WHAT TO WORK ON: Copy out the entries below in full and exactly.

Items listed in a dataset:
━━━

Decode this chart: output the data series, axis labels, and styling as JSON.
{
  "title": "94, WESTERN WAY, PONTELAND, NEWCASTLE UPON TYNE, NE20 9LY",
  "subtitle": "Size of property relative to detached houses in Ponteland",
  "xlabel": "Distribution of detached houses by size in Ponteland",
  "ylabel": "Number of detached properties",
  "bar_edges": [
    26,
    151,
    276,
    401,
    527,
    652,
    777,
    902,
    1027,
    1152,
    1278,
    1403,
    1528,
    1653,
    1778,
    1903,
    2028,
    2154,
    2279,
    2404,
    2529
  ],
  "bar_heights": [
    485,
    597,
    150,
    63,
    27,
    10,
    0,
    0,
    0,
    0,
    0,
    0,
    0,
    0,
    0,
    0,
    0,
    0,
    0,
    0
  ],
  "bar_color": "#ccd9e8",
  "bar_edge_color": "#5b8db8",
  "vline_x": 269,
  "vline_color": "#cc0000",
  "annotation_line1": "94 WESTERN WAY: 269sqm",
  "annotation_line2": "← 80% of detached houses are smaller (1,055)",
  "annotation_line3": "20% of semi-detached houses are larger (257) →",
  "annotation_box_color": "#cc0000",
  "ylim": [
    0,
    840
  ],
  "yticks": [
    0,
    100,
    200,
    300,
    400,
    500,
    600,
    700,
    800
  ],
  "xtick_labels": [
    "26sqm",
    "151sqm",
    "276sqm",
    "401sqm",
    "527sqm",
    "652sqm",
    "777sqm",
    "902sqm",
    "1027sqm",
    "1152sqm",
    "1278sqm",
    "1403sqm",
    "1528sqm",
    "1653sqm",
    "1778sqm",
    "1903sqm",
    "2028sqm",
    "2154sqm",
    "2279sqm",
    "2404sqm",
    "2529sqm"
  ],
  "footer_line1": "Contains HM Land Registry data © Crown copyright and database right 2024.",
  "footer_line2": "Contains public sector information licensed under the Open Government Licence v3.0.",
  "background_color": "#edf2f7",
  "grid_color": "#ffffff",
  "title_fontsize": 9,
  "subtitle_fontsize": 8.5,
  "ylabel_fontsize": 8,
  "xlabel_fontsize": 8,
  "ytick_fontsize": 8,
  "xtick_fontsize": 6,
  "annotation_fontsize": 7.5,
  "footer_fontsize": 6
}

━━━

THE RESPONSE:
Decode this chart: output the data series, axis labels, and styling as JSON.
{
  "title": "94, WESTERN WAY, PONTELAND, NEWCASTLE UPON TYNE, NE20 9LY",
  "subtitle": "Size of property relative to detached houses in Ponteland",
  "xlabel": "Distribution of detached houses by size in Ponteland",
  "ylabel": "Number of detached properties",
  "bar_edges": [
    26,
    151,
    276,
    401,
    527,
    652,
    777,
    902,
    1027,
    1152,
    1278,
    1403,
    1528,
    1653,
    1778,
    1903,
    2028,
    2154,
    2279,
    2404,
    2529
  ],
  "bar_heights": [
    485,
    597,
    150,
    63,
    27,
    10,
    0,
    0,
    0,
    0,
    0,
    0,
    0,
    0,
    0,
    0,
    0,
    0,
    0,
    0
  ],
  "bar_color": "#ccd9e8",
  "bar_edge_color": "#5b8db8",
  "vline_x": 269,
  "vline_color": "#cc0000",
  "annotation_line1": "94 WESTERN WAY: 269sqm",
  "annotation_line2": "← 80% of detached houses are smaller (1,055)",
  "annotation_line3": "20% of semi-detached houses are larger (257) →",
  "annotation_box_color": "#cc0000",
  "ylim": [
    0,
    840
  ],
  "yticks": [
    0,
    100,
    200,
    300,
    400,
    500,
    600,
    700,
    800
  ],
  "xtick_labels": [
    "26sqm",
    "151sqm",
    "276sqm",
    "401sqm",
    "527sqm",
    "652sqm",
    "777sqm",
    "902sqm",
    "1027sqm",
    "1152sqm",
    "1278sqm",
    "1403sqm",
    "1528sqm",
    "1653sqm",
    "1778sqm",
    "1903sqm",
    "2028sqm",
    "2154sqm",
    "2279sqm",
    "2404sqm",
    "2529sqm"
  ],
  "footer_line1": "Contains HM Land Registry data © Crown copyright and database right 2024.",
  "footer_line2": "Contains public sector information licensed under the Open Government Licence v3.0.",
  "background_color": "#edf2f7",
  "grid_color": "#ffffff",
  "title_fontsize": 9,
  "subtitle_fontsize": 8.5,
  "ylabel_fontsize": 8,
  "xlabel_fontsize": 8,
  "ytick_fontsize": 8,
  "xtick_fontsize": 6,
  "annotation_fontsize": 7.5,
  "footer_fontsize": 6
}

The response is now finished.